*Exercise brief:* Copy out every line of the records where the string "text" occurs.

─── Material provided ───

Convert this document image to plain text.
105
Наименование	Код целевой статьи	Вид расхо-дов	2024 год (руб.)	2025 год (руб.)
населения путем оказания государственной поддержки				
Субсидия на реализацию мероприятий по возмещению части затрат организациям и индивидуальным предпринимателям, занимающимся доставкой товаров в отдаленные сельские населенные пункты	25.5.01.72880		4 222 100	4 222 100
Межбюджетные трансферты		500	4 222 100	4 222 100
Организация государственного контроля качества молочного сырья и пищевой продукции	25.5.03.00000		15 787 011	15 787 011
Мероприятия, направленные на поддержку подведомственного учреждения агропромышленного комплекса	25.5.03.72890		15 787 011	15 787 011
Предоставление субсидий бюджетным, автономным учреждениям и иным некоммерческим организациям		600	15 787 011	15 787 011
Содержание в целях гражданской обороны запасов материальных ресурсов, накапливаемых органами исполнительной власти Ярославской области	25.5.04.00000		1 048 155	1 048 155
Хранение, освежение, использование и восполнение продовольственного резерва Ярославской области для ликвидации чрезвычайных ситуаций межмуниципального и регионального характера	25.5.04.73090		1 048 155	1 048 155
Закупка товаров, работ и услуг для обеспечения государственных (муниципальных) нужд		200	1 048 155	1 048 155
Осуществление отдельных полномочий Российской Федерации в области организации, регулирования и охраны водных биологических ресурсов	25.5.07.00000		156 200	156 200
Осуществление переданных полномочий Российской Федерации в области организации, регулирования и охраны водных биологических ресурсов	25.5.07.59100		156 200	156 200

───
─── Material provided ───

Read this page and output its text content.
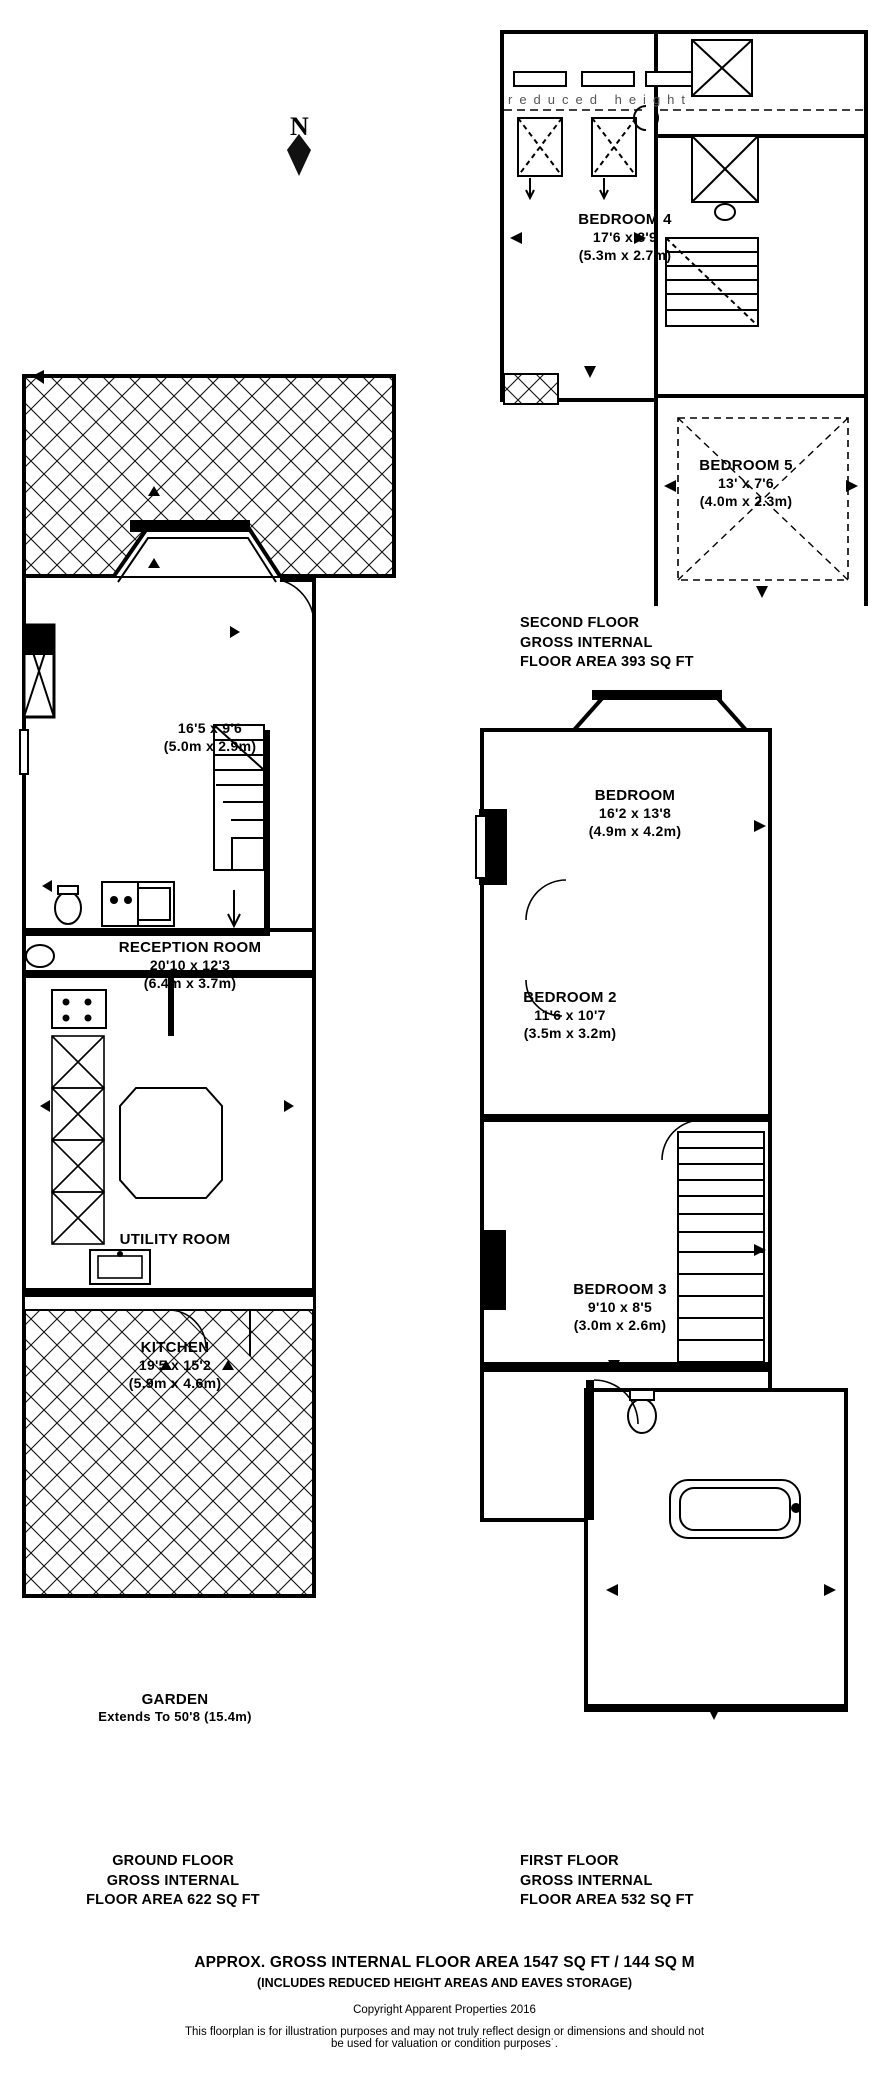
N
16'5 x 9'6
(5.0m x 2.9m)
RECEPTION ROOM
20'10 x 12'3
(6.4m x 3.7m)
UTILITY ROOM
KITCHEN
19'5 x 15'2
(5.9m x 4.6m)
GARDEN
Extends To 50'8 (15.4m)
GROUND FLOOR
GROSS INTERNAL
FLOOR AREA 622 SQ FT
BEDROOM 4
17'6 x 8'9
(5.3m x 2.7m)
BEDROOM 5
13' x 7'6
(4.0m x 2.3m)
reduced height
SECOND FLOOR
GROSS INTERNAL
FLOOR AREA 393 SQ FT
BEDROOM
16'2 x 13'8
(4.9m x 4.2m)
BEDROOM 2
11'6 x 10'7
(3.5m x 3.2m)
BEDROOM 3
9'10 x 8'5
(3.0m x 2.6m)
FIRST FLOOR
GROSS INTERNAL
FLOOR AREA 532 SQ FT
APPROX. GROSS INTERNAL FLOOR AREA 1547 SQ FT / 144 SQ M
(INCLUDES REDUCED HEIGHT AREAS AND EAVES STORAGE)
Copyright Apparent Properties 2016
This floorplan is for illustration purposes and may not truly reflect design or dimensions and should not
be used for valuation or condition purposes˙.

───
─── Material provided ───

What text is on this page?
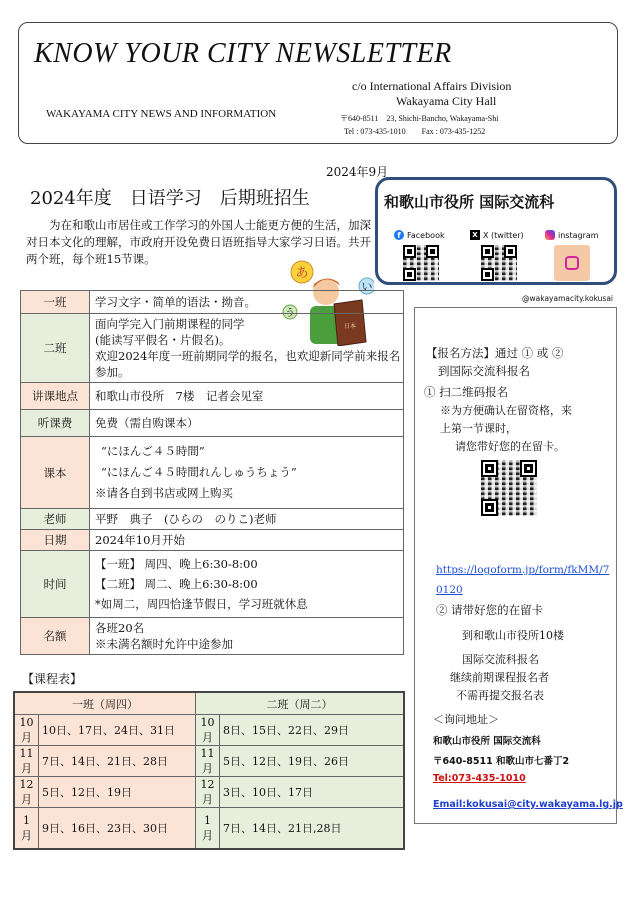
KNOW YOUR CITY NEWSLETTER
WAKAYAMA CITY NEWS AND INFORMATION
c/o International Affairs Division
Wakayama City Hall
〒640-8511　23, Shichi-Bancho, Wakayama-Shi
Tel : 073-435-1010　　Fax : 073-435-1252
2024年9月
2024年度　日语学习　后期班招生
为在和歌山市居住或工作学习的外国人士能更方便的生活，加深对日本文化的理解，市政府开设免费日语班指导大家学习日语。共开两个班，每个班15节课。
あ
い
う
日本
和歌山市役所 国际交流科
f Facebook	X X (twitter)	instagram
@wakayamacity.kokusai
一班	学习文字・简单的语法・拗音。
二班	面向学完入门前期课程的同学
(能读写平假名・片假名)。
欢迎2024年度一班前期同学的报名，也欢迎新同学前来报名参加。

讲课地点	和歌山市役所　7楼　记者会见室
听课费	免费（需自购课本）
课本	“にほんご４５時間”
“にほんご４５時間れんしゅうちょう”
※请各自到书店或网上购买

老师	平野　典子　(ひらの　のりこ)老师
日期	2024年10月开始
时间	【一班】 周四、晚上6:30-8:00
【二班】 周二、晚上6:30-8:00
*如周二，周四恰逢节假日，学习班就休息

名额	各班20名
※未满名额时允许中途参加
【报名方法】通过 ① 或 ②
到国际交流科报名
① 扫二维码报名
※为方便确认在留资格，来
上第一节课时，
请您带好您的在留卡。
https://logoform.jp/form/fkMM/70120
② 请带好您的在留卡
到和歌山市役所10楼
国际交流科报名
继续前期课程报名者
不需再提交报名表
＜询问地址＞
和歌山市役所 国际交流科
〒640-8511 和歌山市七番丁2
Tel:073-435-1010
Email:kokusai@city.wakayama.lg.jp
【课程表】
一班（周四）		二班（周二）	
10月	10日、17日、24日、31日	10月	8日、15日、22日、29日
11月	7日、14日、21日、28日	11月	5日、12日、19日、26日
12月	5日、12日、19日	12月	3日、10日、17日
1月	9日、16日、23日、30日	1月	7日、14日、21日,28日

───

*Correct output:*
Convert this document image to plain text.
Read this page and output its text content.
What text is on this page?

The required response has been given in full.